WHAT THE TASK ASKS >> Copy out every one of the items below word for word.

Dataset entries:
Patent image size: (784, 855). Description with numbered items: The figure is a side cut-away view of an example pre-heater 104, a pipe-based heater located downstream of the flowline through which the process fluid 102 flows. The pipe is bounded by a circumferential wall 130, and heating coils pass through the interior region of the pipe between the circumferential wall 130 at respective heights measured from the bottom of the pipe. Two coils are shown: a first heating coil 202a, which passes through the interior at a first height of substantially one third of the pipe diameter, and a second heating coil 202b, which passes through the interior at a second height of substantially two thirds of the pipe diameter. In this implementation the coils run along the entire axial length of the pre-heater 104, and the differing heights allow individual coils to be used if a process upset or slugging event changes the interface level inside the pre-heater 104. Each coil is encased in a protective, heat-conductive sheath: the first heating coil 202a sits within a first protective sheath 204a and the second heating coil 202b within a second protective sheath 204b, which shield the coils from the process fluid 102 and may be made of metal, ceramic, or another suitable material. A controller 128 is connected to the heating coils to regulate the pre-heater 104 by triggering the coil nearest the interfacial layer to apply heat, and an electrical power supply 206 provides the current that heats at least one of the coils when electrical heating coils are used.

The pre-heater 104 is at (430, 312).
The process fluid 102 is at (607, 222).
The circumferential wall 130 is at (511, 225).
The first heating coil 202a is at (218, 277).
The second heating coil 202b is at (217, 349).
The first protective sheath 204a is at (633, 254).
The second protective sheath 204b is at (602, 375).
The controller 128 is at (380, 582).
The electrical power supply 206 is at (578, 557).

WRITTEN RESPONSE >>
Patent image size: (784, 855). Description with numbered items: The figure is a side cut-away view of an example pre-heater 104, a pipe-based heater located downstream of the flowline through which the process fluid 102 flows. The pipe is bounded by a circumferential wall 130, and heating coils pass through the interior region of the pipe between the circumferential wall 130 at respective heights measured from the bottom of the pipe. Two coils are shown: a first heating coil 202a, which passes through the interior at a first height of substantially one third of the pipe diameter, and a second heating coil 202b, which passes through the interior at a second height of substantially two thirds of the pipe diameter. In this implementation the coils run along the entire axial length of the pre-heater 104, and the differing heights allow individual coils to be used if a process upset or slugging event changes the interface level inside the pre-heater 104. Each coil is encased in a protective, heat-conductive sheath: the first heating coil 202a sits within a first protective sheath 204a and the second heating coil 202b within a second protective sheath 204b, which shield the coils from the process fluid 102 and may be made of metal, ceramic, or another suitable material. A controller 128 is connected to the heating coils to regulate the pre-heater 104 by triggering the coil nearest the interfacial layer to apply heat, and an electrical power supply 206 provides the current that heats at least one of the coils when electrical heating coils are used.

The pre-heater 104 is at (430, 312).
The process fluid 102 is at (607, 222).
The circumferential wall 130 is at (511, 225).
The first heating coil 202a is at (218, 277).
The second heating coil 202b is at (217, 349).
The first protective sheath 204a is at (633, 254).
The second protective sheath 204b is at (602, 375).
The controller 128 is at (380, 582).
The electrical power supply 206 is at (578, 557).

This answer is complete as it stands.